JOB. Write the entries out again exactly as they stand, but without the pictures.

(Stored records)
* * * *
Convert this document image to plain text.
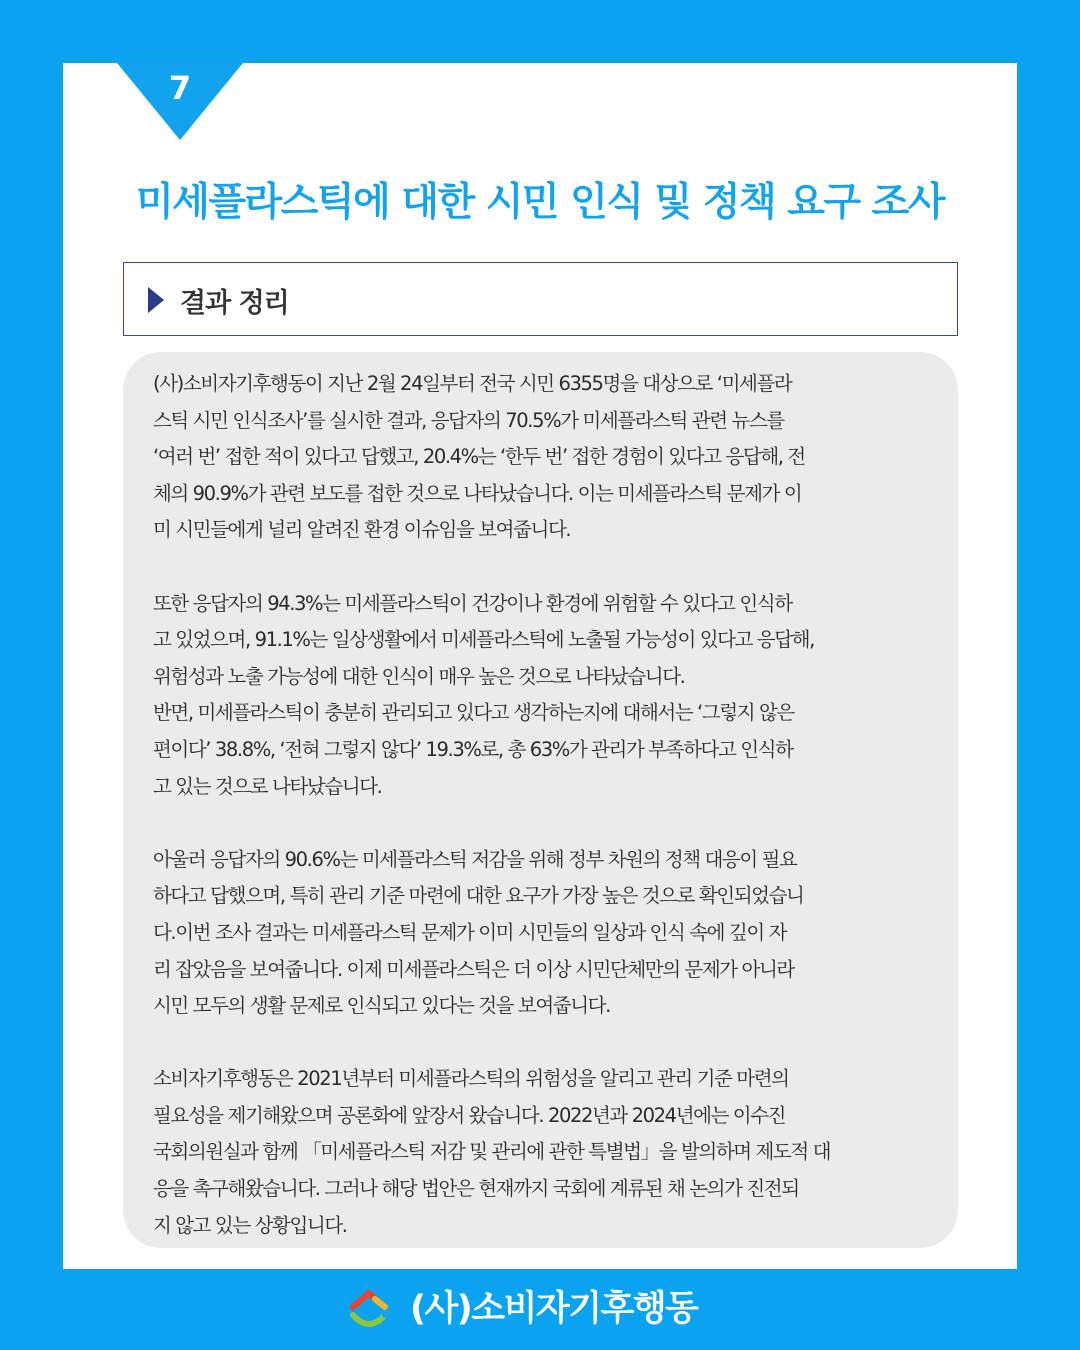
7
미세플라스틱에 대한 시민 인식 및 정책 요구 조사
결과 정리

(사)소비자기후행동이 지난 2월 24일부터 전국 시민 6355명을 대상으로 ‘미세플라

스틱 시민 인식조사’를 실시한 결과, 응답자의 70.5%가 미세플라스틱 관련 뉴스를

‘여러 번’ 접한 적이 있다고 답했고, 20.4%는 ‘한두 번’ 접한 경험이 있다고 응답해, 전

체의 90.9%가 관련 보도를 접한 것으로 나타났습니다. 이는 미세플라스틱 문제가 이

미 시민들에게 널리 알려진 환경 이슈임을 보여줍니다.

또한 응답자의 94.3%는 미세플라스틱이 건강이나 환경에 위험할 수 있다고 인식하

고 있었으며, 91.1%는 일상생활에서 미세플라스틱에 노출될 가능성이 있다고 응답해,

위험성과 노출 가능성에 대한 인식이 매우 높은 것으로 나타났습니다.

반면, 미세플라스틱이 충분히 관리되고 있다고 생각하는지에 대해서는 ‘그렇지 않은

편이다’ 38.8%, ‘전혀 그렇지 않다’ 19.3%로, 총 63%가 관리가 부족하다고 인식하

고 있는 것으로 나타났습니다.

아울러 응답자의 90.6%는 미세플라스틱 저감을 위해 정부 차원의 정책 대응이 필요

하다고 답했으며, 특히 관리 기준 마련에 대한 요구가 가장 높은 것으로 확인되었습니

다.이번 조사 결과는 미세플라스틱 문제가 이미 시민들의 일상과 인식 속에 깊이 자

리 잡았음을 보여줍니다. 이제 미세플라스틱은 더 이상 시민단체만의 문제가 아니라

시민 모두의 생활 문제로 인식되고 있다는 것을 보여줍니다.

소비자기후행동은 2021년부터 미세플라스틱의 위험성을 알리고 관리 기준 마련의

필요성을 제기해왔으며 공론화에 앞장서 왔습니다. 2022년과 2024년에는 이수진

국회의원실과 함께 「미세플라스틱 저감 및 관리에 관한 특별법」을 발의하며 제도적 대

응을 촉구해왔습니다. 그러나 해당 법안은 현재까지 국회에 계류된 채 논의가 진전되

지 않고 있는 상황입니다.

(사)소비자기후행동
* * * *
RESULT.
Convert this document image to plain text.
7
미세플라스틱에 대한 시민 인식 및 정책 요구 조사
결과 정리

(사)소비자기후행동이 지난 2월 24일부터 전국 시민 6355명을 대상으로 ‘미세플라

스틱 시민 인식조사’를 실시한 결과, 응답자의 70.5%가 미세플라스틱 관련 뉴스를

‘여러 번’ 접한 적이 있다고 답했고, 20.4%는 ‘한두 번’ 접한 경험이 있다고 응답해, 전

체의 90.9%가 관련 보도를 접한 것으로 나타났습니다. 이는 미세플라스틱 문제가 이

미 시민들에게 널리 알려진 환경 이슈임을 보여줍니다.

또한 응답자의 94.3%는 미세플라스틱이 건강이나 환경에 위험할 수 있다고 인식하

고 있었으며, 91.1%는 일상생활에서 미세플라스틱에 노출될 가능성이 있다고 응답해,

위험성과 노출 가능성에 대한 인식이 매우 높은 것으로 나타났습니다.

반면, 미세플라스틱이 충분히 관리되고 있다고 생각하는지에 대해서는 ‘그렇지 않은

편이다’ 38.8%, ‘전혀 그렇지 않다’ 19.3%로, 총 63%가 관리가 부족하다고 인식하

고 있는 것으로 나타났습니다.

아울러 응답자의 90.6%는 미세플라스틱 저감을 위해 정부 차원의 정책 대응이 필요

하다고 답했으며, 특히 관리 기준 마련에 대한 요구가 가장 높은 것으로 확인되었습니

다.이번 조사 결과는 미세플라스틱 문제가 이미 시민들의 일상과 인식 속에 깊이 자

리 잡았음을 보여줍니다. 이제 미세플라스틱은 더 이상 시민단체만의 문제가 아니라

시민 모두의 생활 문제로 인식되고 있다는 것을 보여줍니다.

소비자기후행동은 2021년부터 미세플라스틱의 위험성을 알리고 관리 기준 마련의

필요성을 제기해왔으며 공론화에 앞장서 왔습니다. 2022년과 2024년에는 이수진

국회의원실과 함께 「미세플라스틱 저감 및 관리에 관한 특별법」을 발의하며 제도적 대

응을 촉구해왔습니다. 그러나 해당 법안은 현재까지 국회에 계류된 채 논의가 진전되

지 않고 있는 상황입니다.

(사)소비자기후행동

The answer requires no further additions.